_TEXTO FORNECIDO:_
O surgimento da EaD

Fornecer capacitação profissional para alguém que não pode estar presente em uma sala de aula é o principal objetivo da educação a distância, EaD. Tendo como resultado uma maior propagação do conhecimento.

Em 1728 no EUA o professor Caleb Philips enviava lições por correspondência para seus alunos cuja distância impedia o acesso ao curso. Em 1840 era possível participar de um curso de taquigrafia por correspondência na Grã-Bretanha e cursos preparatórios a distância para concursos públicos já eram oferecidos em 1880.

Nesse sentido, é possível afirmar que a prática de ensino a distância não é algo novo na história da educação. No entanto, foi na década de 1970 que essa modalidade ganhou força, sendo adotada por universidades de diversos países. Entre elas, a Open University na Inglaterra, cujo êxito em educação a distância se tornou referência mundial.

No Brasil o ensino a distância chegou em 1904 através de uma instituição internacional de educação que oferecia cursos profissionalizantes para quem estava em busca de capacitação profissional. O material didático era enviado por correspondência até a residência do aluno. As dúvidas eram resolvidas através de cartas entre os professores e os estudantes.

Os primeiros métodos de ensino a distância iniciaram por correspondência, sendo adaptados conforme foi ocorrendo os avanços tecnológicos, como a popularização do rádio, televisão e dos computadores.

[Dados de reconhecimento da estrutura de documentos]
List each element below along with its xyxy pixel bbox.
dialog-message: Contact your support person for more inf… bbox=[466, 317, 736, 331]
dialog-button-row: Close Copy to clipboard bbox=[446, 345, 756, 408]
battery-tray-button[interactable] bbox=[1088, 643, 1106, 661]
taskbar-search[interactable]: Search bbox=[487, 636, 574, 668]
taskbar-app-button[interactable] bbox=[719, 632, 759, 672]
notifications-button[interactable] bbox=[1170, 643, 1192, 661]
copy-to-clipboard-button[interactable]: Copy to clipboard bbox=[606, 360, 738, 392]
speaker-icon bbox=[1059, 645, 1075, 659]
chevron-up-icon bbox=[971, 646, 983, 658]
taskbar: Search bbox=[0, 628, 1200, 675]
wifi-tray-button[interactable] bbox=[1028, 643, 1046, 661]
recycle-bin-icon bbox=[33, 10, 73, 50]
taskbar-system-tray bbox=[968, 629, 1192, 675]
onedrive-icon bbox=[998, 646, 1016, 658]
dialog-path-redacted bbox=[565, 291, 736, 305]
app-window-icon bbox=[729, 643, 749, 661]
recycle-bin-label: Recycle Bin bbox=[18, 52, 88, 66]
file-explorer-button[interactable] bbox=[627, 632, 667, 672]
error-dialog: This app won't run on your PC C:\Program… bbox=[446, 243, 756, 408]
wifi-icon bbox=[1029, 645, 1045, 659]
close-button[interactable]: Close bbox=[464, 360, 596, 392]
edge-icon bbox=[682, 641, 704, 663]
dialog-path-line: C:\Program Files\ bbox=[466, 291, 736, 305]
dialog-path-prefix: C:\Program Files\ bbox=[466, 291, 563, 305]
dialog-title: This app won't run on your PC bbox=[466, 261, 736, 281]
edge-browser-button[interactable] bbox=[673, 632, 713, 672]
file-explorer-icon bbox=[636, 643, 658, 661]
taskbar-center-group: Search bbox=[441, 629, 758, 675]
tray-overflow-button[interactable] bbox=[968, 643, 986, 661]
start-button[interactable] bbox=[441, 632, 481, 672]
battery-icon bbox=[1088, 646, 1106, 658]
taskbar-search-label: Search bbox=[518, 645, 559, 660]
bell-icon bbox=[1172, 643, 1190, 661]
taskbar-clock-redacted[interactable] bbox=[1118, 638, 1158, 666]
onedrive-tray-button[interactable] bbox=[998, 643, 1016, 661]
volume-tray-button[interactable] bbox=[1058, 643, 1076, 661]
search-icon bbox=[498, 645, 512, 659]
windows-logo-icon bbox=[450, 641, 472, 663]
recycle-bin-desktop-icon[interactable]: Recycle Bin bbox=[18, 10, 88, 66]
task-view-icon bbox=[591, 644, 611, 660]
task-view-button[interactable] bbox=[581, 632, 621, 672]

_INSTRUÇÕES DO EXERCÍCIO:_
Transcreva fielmente, do texto sobre o surgimento da EaD, o trecho que vai de "No Brasil o" até "e os estudantes.".

_RESULTADO DA TAREFA:_
No Brasil o ensino a distância chegou em 1904 através de uma instituição internacional de educação que oferecia cursos profissionalizantes para quem estava em busca de capacitação profissional. O material didático era enviado por correspondência até a residência do aluno. As dúvidas eram resolvidas através de cartas entre os professores e os estudantes.